_Source material_:
□ □ □ □
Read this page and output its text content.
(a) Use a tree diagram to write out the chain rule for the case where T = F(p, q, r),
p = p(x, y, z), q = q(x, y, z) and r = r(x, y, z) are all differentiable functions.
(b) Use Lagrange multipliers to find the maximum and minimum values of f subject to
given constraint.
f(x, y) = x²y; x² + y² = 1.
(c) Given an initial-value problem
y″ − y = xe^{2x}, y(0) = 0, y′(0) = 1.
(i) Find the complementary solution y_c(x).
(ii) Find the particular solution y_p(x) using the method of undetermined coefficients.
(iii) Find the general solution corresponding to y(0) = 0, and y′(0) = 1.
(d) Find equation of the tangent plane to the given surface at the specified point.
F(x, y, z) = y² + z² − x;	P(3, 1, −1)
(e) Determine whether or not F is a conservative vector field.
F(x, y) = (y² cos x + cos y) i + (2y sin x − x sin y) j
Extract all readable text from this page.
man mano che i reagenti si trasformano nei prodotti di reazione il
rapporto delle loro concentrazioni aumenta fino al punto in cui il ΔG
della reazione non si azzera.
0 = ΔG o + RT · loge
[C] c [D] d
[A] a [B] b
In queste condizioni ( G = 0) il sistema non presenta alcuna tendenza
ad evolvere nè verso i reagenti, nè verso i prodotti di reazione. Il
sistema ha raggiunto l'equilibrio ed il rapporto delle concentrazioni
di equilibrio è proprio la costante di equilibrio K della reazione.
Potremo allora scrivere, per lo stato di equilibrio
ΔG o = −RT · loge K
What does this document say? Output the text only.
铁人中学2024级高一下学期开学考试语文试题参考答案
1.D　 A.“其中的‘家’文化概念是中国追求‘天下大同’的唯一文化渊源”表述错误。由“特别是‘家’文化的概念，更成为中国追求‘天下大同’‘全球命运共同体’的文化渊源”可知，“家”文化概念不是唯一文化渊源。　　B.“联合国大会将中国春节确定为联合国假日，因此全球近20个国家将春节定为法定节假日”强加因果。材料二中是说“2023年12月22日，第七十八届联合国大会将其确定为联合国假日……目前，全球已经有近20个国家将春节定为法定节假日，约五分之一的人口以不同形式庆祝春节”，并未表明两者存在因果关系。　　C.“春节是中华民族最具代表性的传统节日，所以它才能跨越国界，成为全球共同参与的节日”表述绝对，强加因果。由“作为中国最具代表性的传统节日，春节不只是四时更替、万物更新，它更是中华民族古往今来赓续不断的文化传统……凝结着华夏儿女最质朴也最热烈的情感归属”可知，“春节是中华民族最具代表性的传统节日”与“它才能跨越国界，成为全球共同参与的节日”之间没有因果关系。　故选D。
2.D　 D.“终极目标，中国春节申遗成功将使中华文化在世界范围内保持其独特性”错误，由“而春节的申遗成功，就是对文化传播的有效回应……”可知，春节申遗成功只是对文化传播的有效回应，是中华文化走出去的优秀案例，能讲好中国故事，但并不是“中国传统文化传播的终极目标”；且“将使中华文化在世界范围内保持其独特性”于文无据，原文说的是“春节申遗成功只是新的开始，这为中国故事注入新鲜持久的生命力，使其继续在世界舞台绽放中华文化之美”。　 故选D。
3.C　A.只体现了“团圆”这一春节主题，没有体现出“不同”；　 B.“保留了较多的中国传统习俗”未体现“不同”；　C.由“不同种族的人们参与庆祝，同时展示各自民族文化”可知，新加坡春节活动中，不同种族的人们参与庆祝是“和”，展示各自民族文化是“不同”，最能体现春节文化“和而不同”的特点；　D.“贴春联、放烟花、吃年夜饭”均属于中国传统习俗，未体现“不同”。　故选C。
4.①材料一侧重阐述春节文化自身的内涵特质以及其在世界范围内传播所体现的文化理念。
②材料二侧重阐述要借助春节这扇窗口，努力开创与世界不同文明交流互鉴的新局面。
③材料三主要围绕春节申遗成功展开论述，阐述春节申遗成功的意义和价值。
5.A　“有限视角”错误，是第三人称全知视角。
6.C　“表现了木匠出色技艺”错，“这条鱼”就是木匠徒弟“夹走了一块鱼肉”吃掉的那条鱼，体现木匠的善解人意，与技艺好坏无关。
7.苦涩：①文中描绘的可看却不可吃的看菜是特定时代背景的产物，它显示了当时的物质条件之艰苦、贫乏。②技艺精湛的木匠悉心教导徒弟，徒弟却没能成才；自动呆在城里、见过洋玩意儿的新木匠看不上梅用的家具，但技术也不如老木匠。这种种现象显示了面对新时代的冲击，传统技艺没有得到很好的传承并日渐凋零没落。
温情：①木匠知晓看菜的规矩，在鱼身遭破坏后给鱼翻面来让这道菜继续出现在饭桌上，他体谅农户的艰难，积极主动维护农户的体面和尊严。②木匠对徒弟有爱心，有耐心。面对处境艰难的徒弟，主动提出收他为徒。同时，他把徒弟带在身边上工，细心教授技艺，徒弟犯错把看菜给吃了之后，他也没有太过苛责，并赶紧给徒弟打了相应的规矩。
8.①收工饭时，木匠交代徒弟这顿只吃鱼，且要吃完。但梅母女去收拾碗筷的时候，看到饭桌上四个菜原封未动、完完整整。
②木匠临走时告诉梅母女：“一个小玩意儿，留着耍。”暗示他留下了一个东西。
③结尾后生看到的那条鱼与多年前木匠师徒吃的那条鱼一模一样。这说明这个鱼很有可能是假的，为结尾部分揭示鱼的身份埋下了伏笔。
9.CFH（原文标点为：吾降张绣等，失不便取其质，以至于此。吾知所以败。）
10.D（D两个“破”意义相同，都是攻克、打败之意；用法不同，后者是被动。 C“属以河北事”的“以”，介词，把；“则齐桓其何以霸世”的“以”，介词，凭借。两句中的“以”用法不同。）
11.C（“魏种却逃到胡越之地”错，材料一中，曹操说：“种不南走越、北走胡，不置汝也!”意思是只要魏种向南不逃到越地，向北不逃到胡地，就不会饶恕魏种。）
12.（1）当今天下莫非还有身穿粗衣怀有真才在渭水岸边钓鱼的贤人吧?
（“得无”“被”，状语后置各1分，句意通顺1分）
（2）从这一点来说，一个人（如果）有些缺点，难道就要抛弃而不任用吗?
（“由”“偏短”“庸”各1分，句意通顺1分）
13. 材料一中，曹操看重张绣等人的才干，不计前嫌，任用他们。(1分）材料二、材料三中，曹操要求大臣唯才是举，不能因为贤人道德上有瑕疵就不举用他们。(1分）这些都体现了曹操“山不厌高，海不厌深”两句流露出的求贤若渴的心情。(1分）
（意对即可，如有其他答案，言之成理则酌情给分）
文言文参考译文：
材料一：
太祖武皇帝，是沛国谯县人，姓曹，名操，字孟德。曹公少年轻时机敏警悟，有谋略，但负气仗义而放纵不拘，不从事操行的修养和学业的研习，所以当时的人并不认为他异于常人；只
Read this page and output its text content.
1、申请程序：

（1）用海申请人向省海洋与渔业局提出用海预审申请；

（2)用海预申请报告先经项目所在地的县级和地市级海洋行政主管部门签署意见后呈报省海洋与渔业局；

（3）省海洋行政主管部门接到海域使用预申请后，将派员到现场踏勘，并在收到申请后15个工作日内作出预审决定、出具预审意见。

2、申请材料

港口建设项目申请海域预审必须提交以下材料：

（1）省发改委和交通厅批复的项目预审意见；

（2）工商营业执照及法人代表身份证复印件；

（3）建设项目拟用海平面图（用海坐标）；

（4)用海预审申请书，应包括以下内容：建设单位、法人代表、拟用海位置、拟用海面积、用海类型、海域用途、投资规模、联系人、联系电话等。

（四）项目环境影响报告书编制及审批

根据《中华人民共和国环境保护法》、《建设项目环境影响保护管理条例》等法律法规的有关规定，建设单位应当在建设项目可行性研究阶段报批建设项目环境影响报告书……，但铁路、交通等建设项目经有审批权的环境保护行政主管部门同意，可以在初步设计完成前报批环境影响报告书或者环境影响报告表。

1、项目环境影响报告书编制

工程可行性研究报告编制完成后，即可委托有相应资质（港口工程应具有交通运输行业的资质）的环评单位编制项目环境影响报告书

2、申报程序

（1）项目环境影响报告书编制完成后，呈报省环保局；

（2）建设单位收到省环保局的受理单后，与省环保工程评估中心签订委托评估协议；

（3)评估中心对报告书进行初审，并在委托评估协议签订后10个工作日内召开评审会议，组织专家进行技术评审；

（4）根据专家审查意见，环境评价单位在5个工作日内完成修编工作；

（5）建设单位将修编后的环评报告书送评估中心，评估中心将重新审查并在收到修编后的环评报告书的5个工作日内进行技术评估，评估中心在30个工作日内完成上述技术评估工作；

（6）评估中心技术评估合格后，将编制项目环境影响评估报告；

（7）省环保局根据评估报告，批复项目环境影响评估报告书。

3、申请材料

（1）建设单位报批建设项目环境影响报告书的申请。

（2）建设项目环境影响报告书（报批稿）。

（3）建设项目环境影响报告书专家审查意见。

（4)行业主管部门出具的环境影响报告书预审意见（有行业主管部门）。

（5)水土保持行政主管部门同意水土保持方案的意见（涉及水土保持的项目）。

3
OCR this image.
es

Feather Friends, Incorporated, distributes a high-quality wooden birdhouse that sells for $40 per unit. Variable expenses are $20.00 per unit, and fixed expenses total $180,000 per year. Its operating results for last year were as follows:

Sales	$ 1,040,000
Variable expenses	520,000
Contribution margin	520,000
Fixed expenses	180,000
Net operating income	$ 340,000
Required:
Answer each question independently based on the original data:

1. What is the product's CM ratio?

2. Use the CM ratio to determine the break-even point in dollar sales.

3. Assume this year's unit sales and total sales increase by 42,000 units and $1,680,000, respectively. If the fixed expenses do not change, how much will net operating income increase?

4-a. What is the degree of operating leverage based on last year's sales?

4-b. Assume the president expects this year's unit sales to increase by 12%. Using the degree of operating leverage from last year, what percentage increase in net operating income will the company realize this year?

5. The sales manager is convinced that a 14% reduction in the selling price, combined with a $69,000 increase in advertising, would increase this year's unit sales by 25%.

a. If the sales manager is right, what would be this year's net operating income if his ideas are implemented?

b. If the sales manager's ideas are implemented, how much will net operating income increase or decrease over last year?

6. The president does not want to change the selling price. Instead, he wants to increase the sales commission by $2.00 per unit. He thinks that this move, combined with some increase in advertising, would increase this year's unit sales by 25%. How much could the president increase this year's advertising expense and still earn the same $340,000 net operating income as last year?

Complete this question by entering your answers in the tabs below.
□ □ □ □
_Problem description_: Gather from the entries above all lines that include the string "text".

_Finished task_:
Read this page and output its text content.
Extract all readable text from this page.
What does this document say? Output the text only.
Read this page and output its text content.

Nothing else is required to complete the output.